— BEGIN —

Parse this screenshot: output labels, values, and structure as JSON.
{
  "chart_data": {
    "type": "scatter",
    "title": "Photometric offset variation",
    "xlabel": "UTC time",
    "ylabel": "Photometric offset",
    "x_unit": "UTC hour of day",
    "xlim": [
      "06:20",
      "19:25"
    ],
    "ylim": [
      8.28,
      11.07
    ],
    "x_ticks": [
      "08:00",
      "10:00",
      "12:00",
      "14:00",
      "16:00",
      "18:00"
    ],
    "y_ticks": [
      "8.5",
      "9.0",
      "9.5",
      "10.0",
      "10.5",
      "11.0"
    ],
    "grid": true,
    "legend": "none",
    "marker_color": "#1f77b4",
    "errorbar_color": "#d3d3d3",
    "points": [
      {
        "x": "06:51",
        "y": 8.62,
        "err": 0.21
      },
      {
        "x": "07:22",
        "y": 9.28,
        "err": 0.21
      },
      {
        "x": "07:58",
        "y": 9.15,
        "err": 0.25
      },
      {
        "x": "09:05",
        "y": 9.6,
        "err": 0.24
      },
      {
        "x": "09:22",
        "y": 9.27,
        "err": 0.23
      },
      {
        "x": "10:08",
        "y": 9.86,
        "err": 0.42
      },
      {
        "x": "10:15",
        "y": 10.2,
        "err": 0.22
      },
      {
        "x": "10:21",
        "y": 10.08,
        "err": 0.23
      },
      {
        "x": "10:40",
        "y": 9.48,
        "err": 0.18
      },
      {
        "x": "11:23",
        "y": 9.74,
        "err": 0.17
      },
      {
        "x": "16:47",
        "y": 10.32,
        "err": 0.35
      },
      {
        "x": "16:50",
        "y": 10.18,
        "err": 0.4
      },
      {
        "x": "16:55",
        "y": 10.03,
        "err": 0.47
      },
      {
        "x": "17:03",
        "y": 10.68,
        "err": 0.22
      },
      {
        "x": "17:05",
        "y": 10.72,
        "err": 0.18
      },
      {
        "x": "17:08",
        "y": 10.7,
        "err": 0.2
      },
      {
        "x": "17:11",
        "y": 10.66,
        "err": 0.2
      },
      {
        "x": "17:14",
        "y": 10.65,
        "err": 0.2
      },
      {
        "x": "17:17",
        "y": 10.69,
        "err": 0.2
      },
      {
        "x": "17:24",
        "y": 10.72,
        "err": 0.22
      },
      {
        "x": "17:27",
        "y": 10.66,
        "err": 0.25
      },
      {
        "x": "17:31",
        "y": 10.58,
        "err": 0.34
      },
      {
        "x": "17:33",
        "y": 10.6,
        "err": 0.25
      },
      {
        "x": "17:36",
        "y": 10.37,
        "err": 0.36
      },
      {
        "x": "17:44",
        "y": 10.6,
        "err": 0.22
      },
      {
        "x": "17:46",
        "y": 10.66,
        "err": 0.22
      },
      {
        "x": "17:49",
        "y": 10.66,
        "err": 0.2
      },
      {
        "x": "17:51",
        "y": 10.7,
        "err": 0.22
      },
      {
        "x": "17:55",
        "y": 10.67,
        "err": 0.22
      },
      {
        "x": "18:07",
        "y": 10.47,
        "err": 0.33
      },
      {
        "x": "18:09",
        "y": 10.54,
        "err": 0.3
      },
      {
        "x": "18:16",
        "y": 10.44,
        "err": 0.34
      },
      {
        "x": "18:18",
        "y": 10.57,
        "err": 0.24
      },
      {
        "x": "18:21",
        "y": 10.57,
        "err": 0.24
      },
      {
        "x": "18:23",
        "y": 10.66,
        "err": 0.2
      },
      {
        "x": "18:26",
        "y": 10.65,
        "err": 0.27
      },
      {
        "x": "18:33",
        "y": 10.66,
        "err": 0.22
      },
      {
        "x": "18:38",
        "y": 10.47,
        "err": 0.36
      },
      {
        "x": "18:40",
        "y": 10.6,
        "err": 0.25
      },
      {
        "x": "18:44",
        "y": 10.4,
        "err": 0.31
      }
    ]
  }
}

— END —

Work through the listing above and report how many lines include the string "Photometric", with no other text.

• **Full output**
2